▸ PROBLEM DESCRIPTION:
In the entries that follow, count each line containing "TradingView" and state the total, nothing more.

(Data entries for graphics)
..............................
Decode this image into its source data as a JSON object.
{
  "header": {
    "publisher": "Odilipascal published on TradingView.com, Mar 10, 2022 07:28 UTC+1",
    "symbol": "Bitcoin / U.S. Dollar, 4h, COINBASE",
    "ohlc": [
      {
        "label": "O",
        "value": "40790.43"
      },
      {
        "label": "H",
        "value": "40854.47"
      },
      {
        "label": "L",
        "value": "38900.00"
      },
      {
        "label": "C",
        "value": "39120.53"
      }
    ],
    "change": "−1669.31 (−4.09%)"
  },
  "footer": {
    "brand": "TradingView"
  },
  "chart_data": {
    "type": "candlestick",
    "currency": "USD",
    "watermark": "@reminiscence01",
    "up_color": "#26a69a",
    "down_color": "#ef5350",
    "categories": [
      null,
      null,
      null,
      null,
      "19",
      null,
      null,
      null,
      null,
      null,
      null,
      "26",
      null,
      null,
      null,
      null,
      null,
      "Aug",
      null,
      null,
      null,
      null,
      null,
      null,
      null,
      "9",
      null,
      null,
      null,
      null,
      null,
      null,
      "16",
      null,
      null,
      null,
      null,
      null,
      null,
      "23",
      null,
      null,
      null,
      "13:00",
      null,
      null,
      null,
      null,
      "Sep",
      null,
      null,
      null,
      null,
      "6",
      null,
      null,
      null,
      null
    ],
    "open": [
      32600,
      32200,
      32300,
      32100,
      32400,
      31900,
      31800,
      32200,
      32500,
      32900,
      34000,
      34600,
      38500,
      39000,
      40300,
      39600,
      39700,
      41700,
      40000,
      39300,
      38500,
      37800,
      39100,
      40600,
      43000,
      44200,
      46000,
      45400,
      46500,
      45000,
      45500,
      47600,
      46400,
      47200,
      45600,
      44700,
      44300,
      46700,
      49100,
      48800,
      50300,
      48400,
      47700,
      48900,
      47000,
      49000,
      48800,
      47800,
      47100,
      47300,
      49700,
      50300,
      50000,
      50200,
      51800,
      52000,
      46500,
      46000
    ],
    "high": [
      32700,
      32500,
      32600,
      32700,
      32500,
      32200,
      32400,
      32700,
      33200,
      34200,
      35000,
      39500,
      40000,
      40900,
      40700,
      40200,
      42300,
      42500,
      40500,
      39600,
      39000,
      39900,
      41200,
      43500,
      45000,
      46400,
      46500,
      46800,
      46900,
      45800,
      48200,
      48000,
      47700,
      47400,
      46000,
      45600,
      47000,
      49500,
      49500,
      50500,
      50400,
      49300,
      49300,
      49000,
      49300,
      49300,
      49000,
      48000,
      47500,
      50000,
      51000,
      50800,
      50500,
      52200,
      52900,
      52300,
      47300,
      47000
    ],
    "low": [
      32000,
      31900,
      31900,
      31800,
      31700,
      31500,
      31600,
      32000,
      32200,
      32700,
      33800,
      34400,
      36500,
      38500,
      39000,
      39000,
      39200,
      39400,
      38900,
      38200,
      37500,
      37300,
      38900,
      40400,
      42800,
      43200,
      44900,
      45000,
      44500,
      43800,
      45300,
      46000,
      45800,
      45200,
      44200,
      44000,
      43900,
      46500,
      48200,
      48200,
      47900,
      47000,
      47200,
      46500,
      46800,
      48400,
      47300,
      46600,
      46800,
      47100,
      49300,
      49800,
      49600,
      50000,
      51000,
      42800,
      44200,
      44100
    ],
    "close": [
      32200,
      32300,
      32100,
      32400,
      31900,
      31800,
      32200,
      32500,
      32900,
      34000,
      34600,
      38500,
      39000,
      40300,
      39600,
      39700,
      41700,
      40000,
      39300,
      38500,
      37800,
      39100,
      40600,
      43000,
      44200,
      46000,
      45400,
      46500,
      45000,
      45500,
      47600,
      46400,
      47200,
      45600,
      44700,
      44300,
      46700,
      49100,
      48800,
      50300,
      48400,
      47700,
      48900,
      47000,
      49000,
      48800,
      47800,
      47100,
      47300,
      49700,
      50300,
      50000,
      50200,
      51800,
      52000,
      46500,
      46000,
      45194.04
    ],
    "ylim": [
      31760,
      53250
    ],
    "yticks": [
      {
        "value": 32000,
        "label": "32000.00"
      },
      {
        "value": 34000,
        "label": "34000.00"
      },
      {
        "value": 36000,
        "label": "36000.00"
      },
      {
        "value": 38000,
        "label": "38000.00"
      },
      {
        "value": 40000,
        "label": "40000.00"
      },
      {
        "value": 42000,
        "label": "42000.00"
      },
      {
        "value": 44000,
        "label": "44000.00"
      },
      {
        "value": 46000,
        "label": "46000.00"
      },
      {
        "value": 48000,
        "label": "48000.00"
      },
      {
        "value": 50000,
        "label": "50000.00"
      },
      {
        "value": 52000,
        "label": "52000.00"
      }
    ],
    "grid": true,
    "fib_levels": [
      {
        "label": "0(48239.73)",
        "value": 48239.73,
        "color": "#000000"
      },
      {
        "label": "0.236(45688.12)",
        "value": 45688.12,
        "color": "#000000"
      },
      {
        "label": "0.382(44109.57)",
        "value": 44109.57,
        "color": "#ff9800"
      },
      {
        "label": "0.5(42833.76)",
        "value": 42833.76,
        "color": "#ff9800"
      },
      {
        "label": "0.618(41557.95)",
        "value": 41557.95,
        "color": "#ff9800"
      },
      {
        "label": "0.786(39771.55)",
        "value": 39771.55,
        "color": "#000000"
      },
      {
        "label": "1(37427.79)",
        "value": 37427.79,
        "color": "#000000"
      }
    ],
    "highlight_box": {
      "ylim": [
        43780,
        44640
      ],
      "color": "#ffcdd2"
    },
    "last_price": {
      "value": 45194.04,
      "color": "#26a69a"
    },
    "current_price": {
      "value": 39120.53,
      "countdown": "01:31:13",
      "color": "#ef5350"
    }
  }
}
..............................
▸ WORKED ANSWER:
2